Task statement:
Every entry is to be copied exactly as written, and the pictures are to be skipped.

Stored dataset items

╔══

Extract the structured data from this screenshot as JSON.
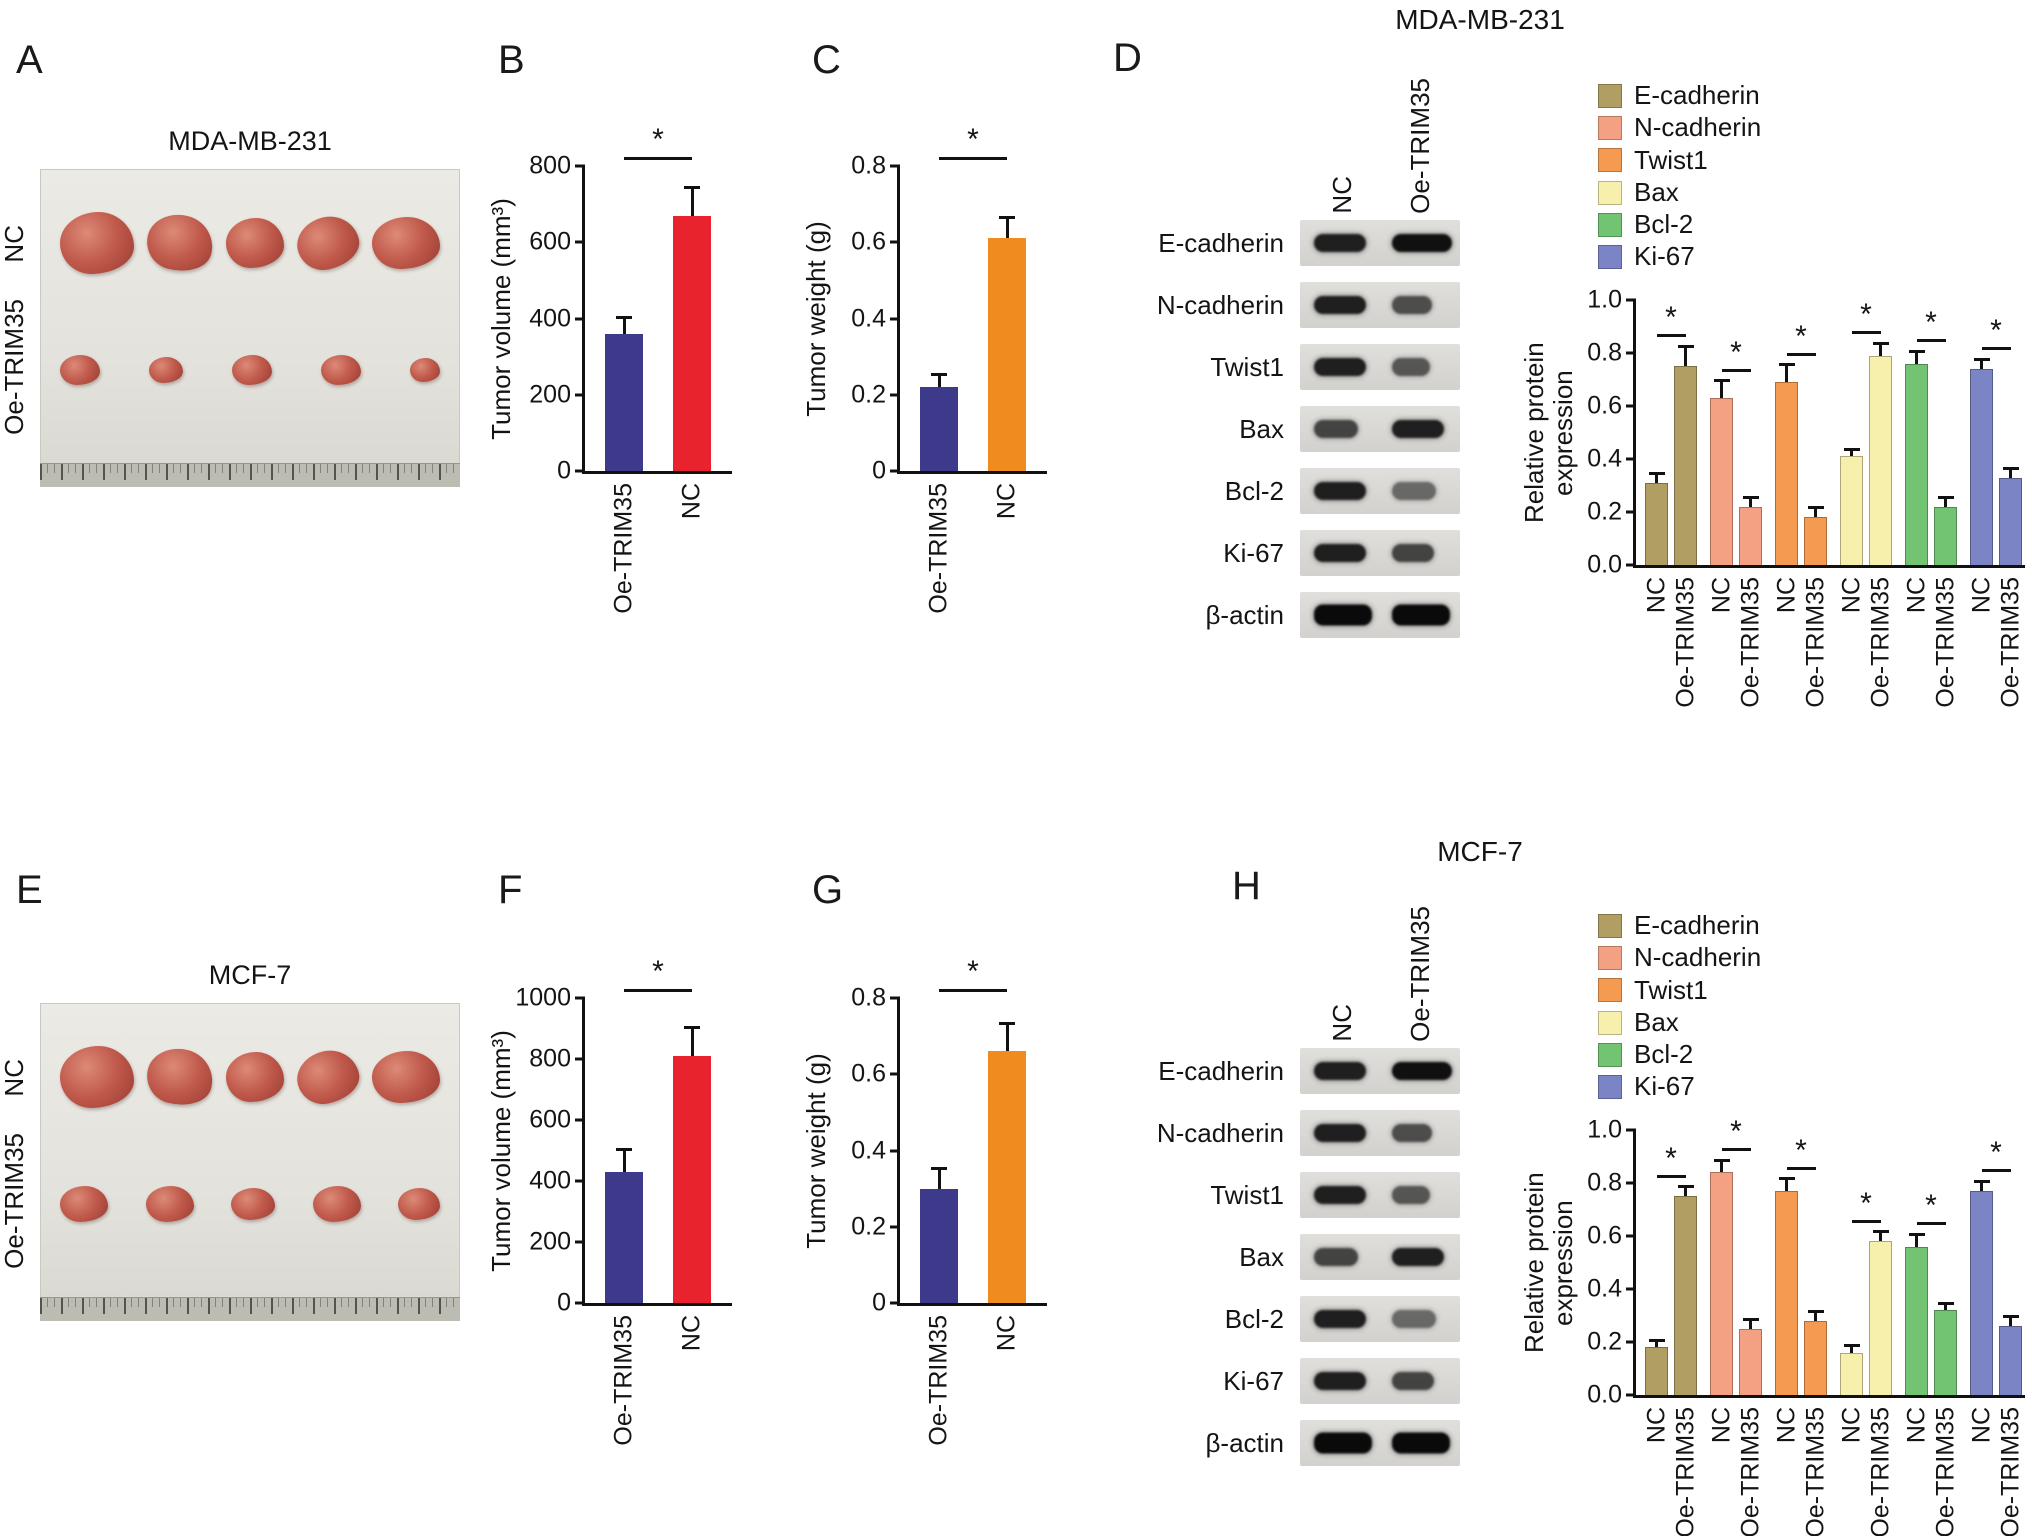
{
  "figure": {
    "panels": {
      "A": {
        "letter": "A",
        "photo_title": "MDA-MB-231",
        "row_labels": [
          "NC",
          "Oe-TRIM35"
        ]
      },
      "B": {
        "letter": "B"
      },
      "C": {
        "letter": "C"
      },
      "D": {
        "letter": "D",
        "title": "MDA-MB-231"
      },
      "E": {
        "letter": "E",
        "photo_title": "MCF-7",
        "row_labels": [
          "NC",
          "Oe-TRIM35"
        ]
      },
      "F": {
        "letter": "F"
      },
      "G": {
        "letter": "G"
      },
      "H": {
        "letter": "H",
        "title": "MCF-7"
      }
    },
    "western_blot": {
      "lanes": [
        "NC",
        "Oe-TRIM35"
      ],
      "rows": [
        "E-cadherin",
        "N-cadherin",
        "Twist1",
        "Bax",
        "Bcl-2",
        "Ki-67",
        "β-actin"
      ]
    },
    "legend": [
      {
        "label": "E-cadherin",
        "color": "#b19e63"
      },
      {
        "label": "N-cadherin",
        "color": "#f4a183"
      },
      {
        "label": "Twist1",
        "color": "#f59b51"
      },
      {
        "label": "Bax",
        "color": "#f7f0ad"
      },
      {
        "label": "Bcl-2",
        "color": "#72c472"
      },
      {
        "label": "Ki-67",
        "color": "#7b85c6"
      }
    ]
  },
  "chart_data": [
    {
      "panel": "B",
      "type": "bar",
      "cell_line": "MDA-MB-231",
      "categories": [
        "Oe-TRIM35",
        "NC"
      ],
      "values": [
        360,
        670
      ],
      "errors": [
        40,
        70
      ],
      "bar_colors": [
        "#3d3a8c",
        "#e8232d"
      ],
      "ylabel": "Tumor volume (mm³)",
      "ylim": [
        0,
        800
      ],
      "yticks": [
        0,
        200,
        400,
        600,
        800
      ],
      "ytick_labels": [
        "0",
        "200",
        "400",
        "600",
        "800"
      ],
      "significance": "*"
    },
    {
      "panel": "C",
      "type": "bar",
      "cell_line": "MDA-MB-231",
      "categories": [
        "Oe-TRIM35",
        "NC"
      ],
      "values": [
        0.22,
        0.61
      ],
      "errors": [
        0.03,
        0.05
      ],
      "bar_colors": [
        "#3d3a8c",
        "#f08b1f"
      ],
      "ylabel": "Tumor weight (g)",
      "ylim": [
        0,
        0.8
      ],
      "yticks": [
        0,
        0.2,
        0.4,
        0.6,
        0.8
      ],
      "ytick_labels": [
        "0",
        "0.2",
        "0.4",
        "0.6",
        "0.8"
      ],
      "significance": "*"
    },
    {
      "panel": "D",
      "type": "grouped_bar",
      "cell_line": "MDA-MB-231",
      "groups": [
        "E-cadherin",
        "N-cadherin",
        "Twist1",
        "Bax",
        "Bcl-2",
        "Ki-67"
      ],
      "group_colors": [
        "#b19e63",
        "#f4a183",
        "#f59b51",
        "#f7f0ad",
        "#72c472",
        "#7b85c6"
      ],
      "categories": [
        "NC",
        "Oe-TRIM35"
      ],
      "series": [
        {
          "name": "NC",
          "values": [
            0.31,
            0.63,
            0.69,
            0.41,
            0.76,
            0.74
          ],
          "errors": [
            0.03,
            0.06,
            0.06,
            0.02,
            0.04,
            0.03
          ]
        },
        {
          "name": "Oe-TRIM35",
          "values": [
            0.75,
            0.22,
            0.18,
            0.79,
            0.22,
            0.33
          ],
          "errors": [
            0.07,
            0.03,
            0.03,
            0.04,
            0.03,
            0.03
          ]
        }
      ],
      "ylabel": "Relative protein expression",
      "ylim": [
        0,
        1.0
      ],
      "yticks": [
        0,
        0.2,
        0.4,
        0.6,
        0.8,
        1.0
      ],
      "ytick_labels": [
        "0.0",
        "0.2",
        "0.4",
        "0.6",
        "0.8",
        "1.0"
      ],
      "significance": "*"
    },
    {
      "panel": "F",
      "type": "bar",
      "cell_line": "MCF-7",
      "categories": [
        "Oe-TRIM35",
        "NC"
      ],
      "values": [
        430,
        810
      ],
      "errors": [
        70,
        90
      ],
      "bar_colors": [
        "#3d3a8c",
        "#e8232d"
      ],
      "ylabel": "Tumor volume (mm³)",
      "ylim": [
        0,
        1000
      ],
      "yticks": [
        0,
        200,
        400,
        600,
        800,
        1000
      ],
      "ytick_labels": [
        "0",
        "200",
        "400",
        "600",
        "800",
        "1000"
      ],
      "significance": "*"
    },
    {
      "panel": "G",
      "type": "bar",
      "cell_line": "MCF-7",
      "categories": [
        "Oe-TRIM35",
        "NC"
      ],
      "values": [
        0.3,
        0.66
      ],
      "errors": [
        0.05,
        0.07
      ],
      "bar_colors": [
        "#3d3a8c",
        "#f08b1f"
      ],
      "ylabel": "Tumor weight (g)",
      "ylim": [
        0,
        0.8
      ],
      "yticks": [
        0,
        0.2,
        0.4,
        0.6,
        0.8
      ],
      "ytick_labels": [
        "0",
        "0.2",
        "0.4",
        "0.6",
        "0.8"
      ],
      "significance": "*"
    },
    {
      "panel": "H",
      "type": "grouped_bar",
      "cell_line": "MCF-7",
      "groups": [
        "E-cadherin",
        "N-cadherin",
        "Twist1",
        "Bax",
        "Bcl-2",
        "Ki-67"
      ],
      "group_colors": [
        "#b19e63",
        "#f4a183",
        "#f59b51",
        "#f7f0ad",
        "#72c472",
        "#7b85c6"
      ],
      "categories": [
        "NC",
        "Oe-TRIM35"
      ],
      "series": [
        {
          "name": "NC",
          "values": [
            0.18,
            0.84,
            0.77,
            0.16,
            0.56,
            0.77
          ],
          "errors": [
            0.02,
            0.04,
            0.04,
            0.02,
            0.04,
            0.03
          ]
        },
        {
          "name": "Oe-TRIM35",
          "values": [
            0.75,
            0.25,
            0.28,
            0.58,
            0.32,
            0.26
          ],
          "errors": [
            0.03,
            0.03,
            0.03,
            0.03,
            0.02,
            0.03
          ]
        }
      ],
      "ylabel": "Relative protein expression",
      "ylim": [
        0,
        1.0
      ],
      "yticks": [
        0,
        0.2,
        0.4,
        0.6,
        0.8,
        1.0
      ],
      "ytick_labels": [
        "0.0",
        "0.2",
        "0.4",
        "0.6",
        "0.8",
        "1.0"
      ],
      "significance": "*"
    }
  ]
}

╚══

Written answer:
Extract the structured data from this screenshot as JSON.
{
  "figure": {
    "panels": {
      "A": {
        "letter": "A",
        "photo_title": "MDA-MB-231",
        "row_labels": [
          "NC",
          "Oe-TRIM35"
        ]
      },
      "B": {
        "letter": "B"
      },
      "C": {
        "letter": "C"
      },
      "D": {
        "letter": "D",
        "title": "MDA-MB-231"
      },
      "E": {
        "letter": "E",
        "photo_title": "MCF-7",
        "row_labels": [
          "NC",
          "Oe-TRIM35"
        ]
      },
      "F": {
        "letter": "F"
      },
      "G": {
        "letter": "G"
      },
      "H": {
        "letter": "H",
        "title": "MCF-7"
      }
    },
    "western_blot": {
      "lanes": [
        "NC",
        "Oe-TRIM35"
      ],
      "rows": [
        "E-cadherin",
        "N-cadherin",
        "Twist1",
        "Bax",
        "Bcl-2",
        "Ki-67",
        "β-actin"
      ]
    },
    "legend": [
      {
        "label": "E-cadherin",
        "color": "#b19e63"
      },
      {
        "label": "N-cadherin",
        "color": "#f4a183"
      },
      {
        "label": "Twist1",
        "color": "#f59b51"
      },
      {
        "label": "Bax",
        "color": "#f7f0ad"
      },
      {
        "label": "Bcl-2",
        "color": "#72c472"
      },
      {
        "label": "Ki-67",
        "color": "#7b85c6"
      }
    ]
  },
  "chart_data": [
    {
      "panel": "B",
      "type": "bar",
      "cell_line": "MDA-MB-231",
      "categories": [
        "Oe-TRIM35",
        "NC"
      ],
      "values": [
        360,
        670
      ],
      "errors": [
        40,
        70
      ],
      "bar_colors": [
        "#3d3a8c",
        "#e8232d"
      ],
      "ylabel": "Tumor volume (mm³)",
      "ylim": [
        0,
        800
      ],
      "yticks": [
        0,
        200,
        400,
        600,
        800
      ],
      "ytick_labels": [
        "0",
        "200",
        "400",
        "600",
        "800"
      ],
      "significance": "*"
    },
    {
      "panel": "C",
      "type": "bar",
      "cell_line": "MDA-MB-231",
      "categories": [
        "Oe-TRIM35",
        "NC"
      ],
      "values": [
        0.22,
        0.61
      ],
      "errors": [
        0.03,
        0.05
      ],
      "bar_colors": [
        "#3d3a8c",
        "#f08b1f"
      ],
      "ylabel": "Tumor weight (g)",
      "ylim": [
        0,
        0.8
      ],
      "yticks": [
        0,
        0.2,
        0.4,
        0.6,
        0.8
      ],
      "ytick_labels": [
        "0",
        "0.2",
        "0.4",
        "0.6",
        "0.8"
      ],
      "significance": "*"
    },
    {
      "panel": "D",
      "type": "grouped_bar",
      "cell_line": "MDA-MB-231",
      "groups": [
        "E-cadherin",
        "N-cadherin",
        "Twist1",
        "Bax",
        "Bcl-2",
        "Ki-67"
      ],
      "group_colors": [
        "#b19e63",
        "#f4a183",
        "#f59b51",
        "#f7f0ad",
        "#72c472",
        "#7b85c6"
      ],
      "categories": [
        "NC",
        "Oe-TRIM35"
      ],
      "series": [
        {
          "name": "NC",
          "values": [
            0.31,
            0.63,
            0.69,
            0.41,
            0.76,
            0.74
          ],
          "errors": [
            0.03,
            0.06,
            0.06,
            0.02,
            0.04,
            0.03
          ]
        },
        {
          "name": "Oe-TRIM35",
          "values": [
            0.75,
            0.22,
            0.18,
            0.79,
            0.22,
            0.33
          ],
          "errors": [
            0.07,
            0.03,
            0.03,
            0.04,
            0.03,
            0.03
          ]
        }
      ],
      "ylabel": "Relative protein expression",
      "ylim": [
        0,
        1.0
      ],
      "yticks": [
        0,
        0.2,
        0.4,
        0.6,
        0.8,
        1.0
      ],
      "ytick_labels": [
        "0.0",
        "0.2",
        "0.4",
        "0.6",
        "0.8",
        "1.0"
      ],
      "significance": "*"
    },
    {
      "panel": "F",
      "type": "bar",
      "cell_line": "MCF-7",
      "categories": [
        "Oe-TRIM35",
        "NC"
      ],
      "values": [
        430,
        810
      ],
      "errors": [
        70,
        90
      ],
      "bar_colors": [
        "#3d3a8c",
        "#e8232d"
      ],
      "ylabel": "Tumor volume (mm³)",
      "ylim": [
        0,
        1000
      ],
      "yticks": [
        0,
        200,
        400,
        600,
        800,
        1000
      ],
      "ytick_labels": [
        "0",
        "200",
        "400",
        "600",
        "800",
        "1000"
      ],
      "significance": "*"
    },
    {
      "panel": "G",
      "type": "bar",
      "cell_line": "MCF-7",
      "categories": [
        "Oe-TRIM35",
        "NC"
      ],
      "values": [
        0.3,
        0.66
      ],
      "errors": [
        0.05,
        0.07
      ],
      "bar_colors": [
        "#3d3a8c",
        "#f08b1f"
      ],
      "ylabel": "Tumor weight (g)",
      "ylim": [
        0,
        0.8
      ],
      "yticks": [
        0,
        0.2,
        0.4,
        0.6,
        0.8
      ],
      "ytick_labels": [
        "0",
        "0.2",
        "0.4",
        "0.6",
        "0.8"
      ],
      "significance": "*"
    },
    {
      "panel": "H",
      "type": "grouped_bar",
      "cell_line": "MCF-7",
      "groups": [
        "E-cadherin",
        "N-cadherin",
        "Twist1",
        "Bax",
        "Bcl-2",
        "Ki-67"
      ],
      "group_colors": [
        "#b19e63",
        "#f4a183",
        "#f59b51",
        "#f7f0ad",
        "#72c472",
        "#7b85c6"
      ],
      "categories": [
        "NC",
        "Oe-TRIM35"
      ],
      "series": [
        {
          "name": "NC",
          "values": [
            0.18,
            0.84,
            0.77,
            0.16,
            0.56,
            0.77
          ],
          "errors": [
            0.02,
            0.04,
            0.04,
            0.02,
            0.04,
            0.03
          ]
        },
        {
          "name": "Oe-TRIM35",
          "values": [
            0.75,
            0.25,
            0.28,
            0.58,
            0.32,
            0.26
          ],
          "errors": [
            0.03,
            0.03,
            0.03,
            0.03,
            0.02,
            0.03
          ]
        }
      ],
      "ylabel": "Relative protein expression",
      "ylim": [
        0,
        1.0
      ],
      "yticks": [
        0,
        0.2,
        0.4,
        0.6,
        0.8,
        1.0
      ],
      "ytick_labels": [
        "0.0",
        "0.2",
        "0.4",
        "0.6",
        "0.8",
        "1.0"
      ],
      "significance": "*"
    }
  ]
}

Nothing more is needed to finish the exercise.